- _WHAT TO PRODUCE_
Below are some entries. Output each one exactly as it appears.

+++

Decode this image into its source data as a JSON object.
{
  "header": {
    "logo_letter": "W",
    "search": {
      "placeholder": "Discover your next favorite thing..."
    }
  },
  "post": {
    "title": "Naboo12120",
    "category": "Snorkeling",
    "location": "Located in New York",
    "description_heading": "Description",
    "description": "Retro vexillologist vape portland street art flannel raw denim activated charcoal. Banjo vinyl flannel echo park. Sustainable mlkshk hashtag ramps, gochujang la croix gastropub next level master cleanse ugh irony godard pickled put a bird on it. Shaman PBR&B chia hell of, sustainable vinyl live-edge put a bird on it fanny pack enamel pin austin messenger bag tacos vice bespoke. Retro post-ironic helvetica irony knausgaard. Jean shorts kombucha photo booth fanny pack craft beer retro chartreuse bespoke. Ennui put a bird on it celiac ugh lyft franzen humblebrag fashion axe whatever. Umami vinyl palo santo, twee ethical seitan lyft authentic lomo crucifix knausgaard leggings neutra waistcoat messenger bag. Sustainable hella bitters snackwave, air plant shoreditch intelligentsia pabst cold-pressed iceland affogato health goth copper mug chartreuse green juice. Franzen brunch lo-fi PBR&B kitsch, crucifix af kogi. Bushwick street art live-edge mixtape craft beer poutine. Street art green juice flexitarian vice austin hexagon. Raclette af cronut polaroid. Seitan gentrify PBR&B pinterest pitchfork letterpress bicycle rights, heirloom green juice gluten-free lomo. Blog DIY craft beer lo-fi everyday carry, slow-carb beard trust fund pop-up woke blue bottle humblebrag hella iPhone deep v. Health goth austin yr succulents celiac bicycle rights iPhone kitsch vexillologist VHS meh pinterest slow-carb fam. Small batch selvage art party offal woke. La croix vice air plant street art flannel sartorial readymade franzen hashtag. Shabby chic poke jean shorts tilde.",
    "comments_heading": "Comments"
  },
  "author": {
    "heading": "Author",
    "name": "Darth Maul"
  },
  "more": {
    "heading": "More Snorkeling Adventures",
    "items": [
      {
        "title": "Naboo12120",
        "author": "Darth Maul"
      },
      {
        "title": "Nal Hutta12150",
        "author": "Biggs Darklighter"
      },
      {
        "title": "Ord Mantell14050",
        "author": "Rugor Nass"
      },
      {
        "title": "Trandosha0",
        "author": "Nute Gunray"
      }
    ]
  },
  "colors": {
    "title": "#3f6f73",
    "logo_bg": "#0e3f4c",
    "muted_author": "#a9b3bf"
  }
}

+++

- _ANSWER IN FULL_
Decode this image into its source data as a JSON object.
{
  "header": {
    "logo_letter": "W",
    "search": {
      "placeholder": "Discover your next favorite thing..."
    }
  },
  "post": {
    "title": "Naboo12120",
    "category": "Snorkeling",
    "location": "Located in New York",
    "description_heading": "Description",
    "description": "Retro vexillologist vape portland street art flannel raw denim activated charcoal. Banjo vinyl flannel echo park. Sustainable mlkshk hashtag ramps, gochujang la croix gastropub next level master cleanse ugh irony godard pickled put a bird on it. Shaman PBR&B chia hell of, sustainable vinyl live-edge put a bird on it fanny pack enamel pin austin messenger bag tacos vice bespoke. Retro post-ironic helvetica irony knausgaard. Jean shorts kombucha photo booth fanny pack craft beer retro chartreuse bespoke. Ennui put a bird on it celiac ugh lyft franzen humblebrag fashion axe whatever. Umami vinyl palo santo, twee ethical seitan lyft authentic lomo crucifix knausgaard leggings neutra waistcoat messenger bag. Sustainable hella bitters snackwave, air plant shoreditch intelligentsia pabst cold-pressed iceland affogato health goth copper mug chartreuse green juice. Franzen brunch lo-fi PBR&B kitsch, crucifix af kogi. Bushwick street art live-edge mixtape craft beer poutine. Street art green juice flexitarian vice austin hexagon. Raclette af cronut polaroid. Seitan gentrify PBR&B pinterest pitchfork letterpress bicycle rights, heirloom green juice gluten-free lomo. Blog DIY craft beer lo-fi everyday carry, slow-carb beard trust fund pop-up woke blue bottle humblebrag hella iPhone deep v. Health goth austin yr succulents celiac bicycle rights iPhone kitsch vexillologist VHS meh pinterest slow-carb fam. Small batch selvage art party offal woke. La croix vice air plant street art flannel sartorial readymade franzen hashtag. Shabby chic poke jean shorts tilde.",
    "comments_heading": "Comments"
  },
  "author": {
    "heading": "Author",
    "name": "Darth Maul"
  },
  "more": {
    "heading": "More Snorkeling Adventures",
    "items": [
      {
        "title": "Naboo12120",
        "author": "Darth Maul"
      },
      {
        "title": "Nal Hutta12150",
        "author": "Biggs Darklighter"
      },
      {
        "title": "Ord Mantell14050",
        "author": "Rugor Nass"
      },
      {
        "title": "Trandosha0",
        "author": "Nute Gunray"
      }
    ]
  },
  "colors": {
    "title": "#3f6f73",
    "logo_bg": "#0e3f4c",
    "muted_author": "#a9b3bf"
  }
}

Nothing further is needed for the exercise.